> WHAT THE TASK ASKS
Repeat every entry word for word, skipping the pictures.

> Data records
* * * *

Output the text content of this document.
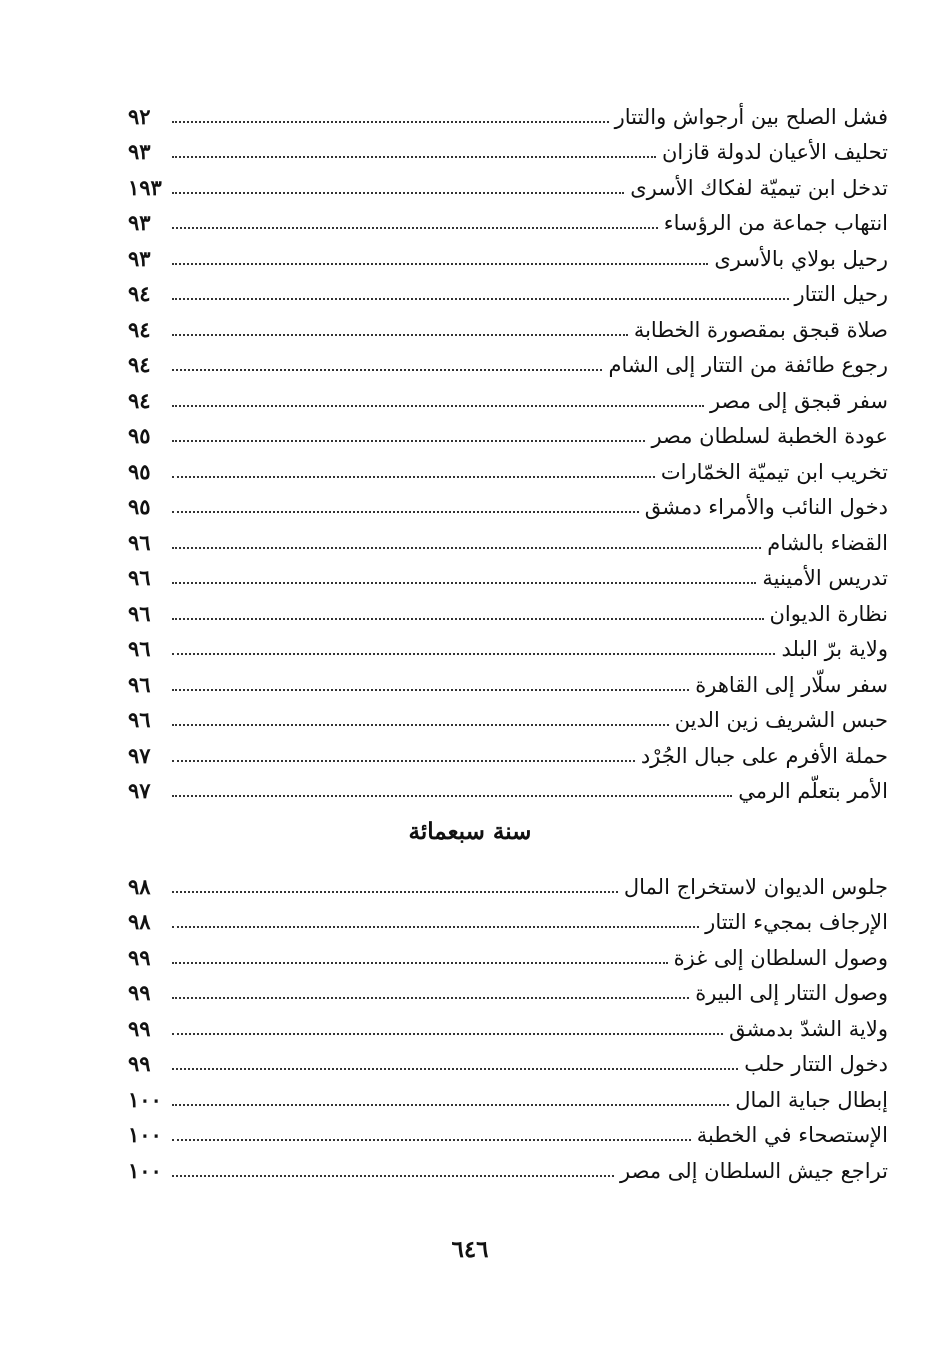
فشل الصلح بين أرجواش والتتار
٩٢
تحليف الأعيان لدولة قازان
٩٣
تدخل ابن تيميّة لفكاك الأسرى
١٩٣
انتهاب جماعة من الرؤساء
٩٣
رحيل بولاي بالأسرى
٩٣
رحيل التتار
٩٤
صلاة قبجق بمقصورة الخطابة
٩٤
رجوع طائفة من التتار إلى الشام
٩٤
سفر قبجق إلى مصر
٩٤
عودة الخطبة لسلطان مصر
٩٥
تخريب ابن تيميّة الخمّارات
٩٥
دخول النائب والأمراء دمشق
٩٥
القضاء بالشام
٩٦
تدريس الأمينية
٩٦
نظارة الديوان
٩٦
ولاية برّ البلد
٩٦
سفر سلّار إلى القاهرة
٩٦
حبس الشريف زين الدين
٩٦
حملة الأفرم على جبال الجُرْد
٩٧
الأمر بتعلّم الرمي
٩٧
سنة سبعمائة
جلوس الديوان لاستخراج المال
٩٨
الإرجاف بمجيء التتار
٩٨
وصول السلطان إلى غزة
٩٩
وصول التتار إلى البيرة
٩٩
ولاية الشدّ بدمشق
٩٩
دخول التتار حلب
٩٩
إبطال جباية المال
١٠٠
الإستصحاء في الخطبة
١٠٠
تراجع جيش السلطان إلى مصر
١٠٠
٦٤٦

* * * *

> RESULT
Output the text content of this document.
فشل الصلح بين أرجواش والتتار
٩٢
تحليف الأعيان لدولة قازان
٩٣
تدخل ابن تيميّة لفكاك الأسرى
١٩٣
انتهاب جماعة من الرؤساء
٩٣
رحيل بولاي بالأسرى
٩٣
رحيل التتار
٩٤
صلاة قبجق بمقصورة الخطابة
٩٤
رجوع طائفة من التتار إلى الشام
٩٤
سفر قبجق إلى مصر
٩٤
عودة الخطبة لسلطان مصر
٩٥
تخريب ابن تيميّة الخمّارات
٩٥
دخول النائب والأمراء دمشق
٩٥
القضاء بالشام
٩٦
تدريس الأمينية
٩٦
نظارة الديوان
٩٦
ولاية برّ البلد
٩٦
سفر سلّار إلى القاهرة
٩٦
حبس الشريف زين الدين
٩٦
حملة الأفرم على جبال الجُرْد
٩٧
الأمر بتعلّم الرمي
٩٧
سنة سبعمائة
جلوس الديوان لاستخراج المال
٩٨
الإرجاف بمجيء التتار
٩٨
وصول السلطان إلى غزة
٩٩
وصول التتار إلى البيرة
٩٩
ولاية الشدّ بدمشق
٩٩
دخول التتار حلب
٩٩
إبطال جباية المال
١٠٠
الإستصحاء في الخطبة
١٠٠
تراجع جيش السلطان إلى مصر
١٠٠
٦٤٦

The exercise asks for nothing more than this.